* _Job_
Give all of the lines again exactly as they read.

* _Entries_
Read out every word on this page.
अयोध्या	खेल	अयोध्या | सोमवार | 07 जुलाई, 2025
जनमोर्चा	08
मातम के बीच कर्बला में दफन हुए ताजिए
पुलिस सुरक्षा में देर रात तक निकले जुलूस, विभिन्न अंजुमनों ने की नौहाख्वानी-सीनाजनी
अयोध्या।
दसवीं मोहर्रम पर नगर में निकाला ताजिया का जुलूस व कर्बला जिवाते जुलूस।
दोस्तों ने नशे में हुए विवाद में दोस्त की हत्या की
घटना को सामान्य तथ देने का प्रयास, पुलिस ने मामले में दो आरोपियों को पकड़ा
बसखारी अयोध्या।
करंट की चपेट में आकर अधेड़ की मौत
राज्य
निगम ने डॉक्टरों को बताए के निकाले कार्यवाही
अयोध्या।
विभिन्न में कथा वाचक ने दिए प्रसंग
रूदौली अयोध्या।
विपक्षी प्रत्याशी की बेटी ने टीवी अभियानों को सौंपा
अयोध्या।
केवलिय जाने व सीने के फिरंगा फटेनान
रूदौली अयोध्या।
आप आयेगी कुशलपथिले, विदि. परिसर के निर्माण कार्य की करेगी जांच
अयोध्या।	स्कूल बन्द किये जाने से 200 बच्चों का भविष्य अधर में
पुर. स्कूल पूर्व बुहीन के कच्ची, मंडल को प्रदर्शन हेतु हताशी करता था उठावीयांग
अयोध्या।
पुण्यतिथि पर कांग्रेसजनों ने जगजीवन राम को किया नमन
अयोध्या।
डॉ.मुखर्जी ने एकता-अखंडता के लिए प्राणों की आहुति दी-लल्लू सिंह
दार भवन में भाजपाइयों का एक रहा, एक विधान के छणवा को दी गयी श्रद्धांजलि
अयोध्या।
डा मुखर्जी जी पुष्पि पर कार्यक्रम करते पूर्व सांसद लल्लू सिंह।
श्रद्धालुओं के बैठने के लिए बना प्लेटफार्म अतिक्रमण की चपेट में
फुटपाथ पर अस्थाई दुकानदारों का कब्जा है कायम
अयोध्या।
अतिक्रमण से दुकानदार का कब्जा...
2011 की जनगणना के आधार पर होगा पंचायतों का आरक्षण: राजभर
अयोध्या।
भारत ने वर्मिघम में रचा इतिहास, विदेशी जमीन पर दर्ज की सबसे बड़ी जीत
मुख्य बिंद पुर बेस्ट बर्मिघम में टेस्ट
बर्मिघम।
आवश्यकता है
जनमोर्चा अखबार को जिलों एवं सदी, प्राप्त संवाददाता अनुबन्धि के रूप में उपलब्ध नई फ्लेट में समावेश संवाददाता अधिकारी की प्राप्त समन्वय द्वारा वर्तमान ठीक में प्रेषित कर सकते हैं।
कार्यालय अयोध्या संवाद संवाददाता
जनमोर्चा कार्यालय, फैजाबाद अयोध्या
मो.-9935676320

* _The response_
Read out every word on this page.
अयोध्या	खेल	अयोध्या | सोमवार | 07 जुलाई, 2025
जनमोर्चा	08
मातम के बीच कर्बला में दफन हुए ताजिए
पुलिस सुरक्षा में देर रात तक निकले जुलूस, विभिन्न अंजुमनों ने की नौहाख्वानी-सीनाजनी
अयोध्या।
दसवीं मोहर्रम पर नगर में निकाला ताजिया का जुलूस व कर्बला जिवाते जुलूस।
दोस्तों ने नशे में हुए विवाद में दोस्त की हत्या की
घटना को सामान्य तथ देने का प्रयास, पुलिस ने मामले में दो आरोपियों को पकड़ा
बसखारी अयोध्या।
करंट की चपेट में आकर अधेड़ की मौत
राज्य
निगम ने डॉक्टरों को बताए के निकाले कार्यवाही
अयोध्या।
विभिन्न में कथा वाचक ने दिए प्रसंग
रूदौली अयोध्या।
विपक्षी प्रत्याशी की बेटी ने टीवी अभियानों को सौंपा
अयोध्या।
केवलिय जाने व सीने के फिरंगा फटेनान
रूदौली अयोध्या।
आप आयेगी कुशलपथिले, विदि. परिसर के निर्माण कार्य की करेगी जांच
अयोध्या।	स्कूल बन्द किये जाने से 200 बच्चों का भविष्य अधर में
पुर. स्कूल पूर्व बुहीन के कच्ची, मंडल को प्रदर्शन हेतु हताशी करता था उठावीयांग
अयोध्या।
पुण्यतिथि पर कांग्रेसजनों ने जगजीवन राम को किया नमन
अयोध्या।
डॉ.मुखर्जी ने एकता-अखंडता के लिए प्राणों की आहुति दी-लल्लू सिंह
दार भवन में भाजपाइयों का एक रहा, एक विधान के छणवा को दी गयी श्रद्धांजलि
अयोध्या।
डा मुखर्जी जी पुष्पि पर कार्यक्रम करते पूर्व सांसद लल्लू सिंह।
श्रद्धालुओं के बैठने के लिए बना प्लेटफार्म अतिक्रमण की चपेट में
फुटपाथ पर अस्थाई दुकानदारों का कब्जा है कायम
अयोध्या।
अतिक्रमण से दुकानदार का कब्जा...
2011 की जनगणना के आधार पर होगा पंचायतों का आरक्षण: राजभर
अयोध्या।
भारत ने वर्मिघम में रचा इतिहास, विदेशी जमीन पर दर्ज की सबसे बड़ी जीत
मुख्य बिंद पुर बेस्ट बर्मिघम में टेस्ट
बर्मिघम।
आवश्यकता है
जनमोर्चा अखबार को जिलों एवं सदी, प्राप्त संवाददाता अनुबन्धि के रूप में उपलब्ध नई फ्लेट में समावेश संवाददाता अधिकारी की प्राप्त समन्वय द्वारा वर्तमान ठीक में प्रेषित कर सकते हैं।
कार्यालय अयोध्या संवाद संवाददाता
जनमोर्चा कार्यालय, फैजाबाद अयोध्या
मो.-9935676320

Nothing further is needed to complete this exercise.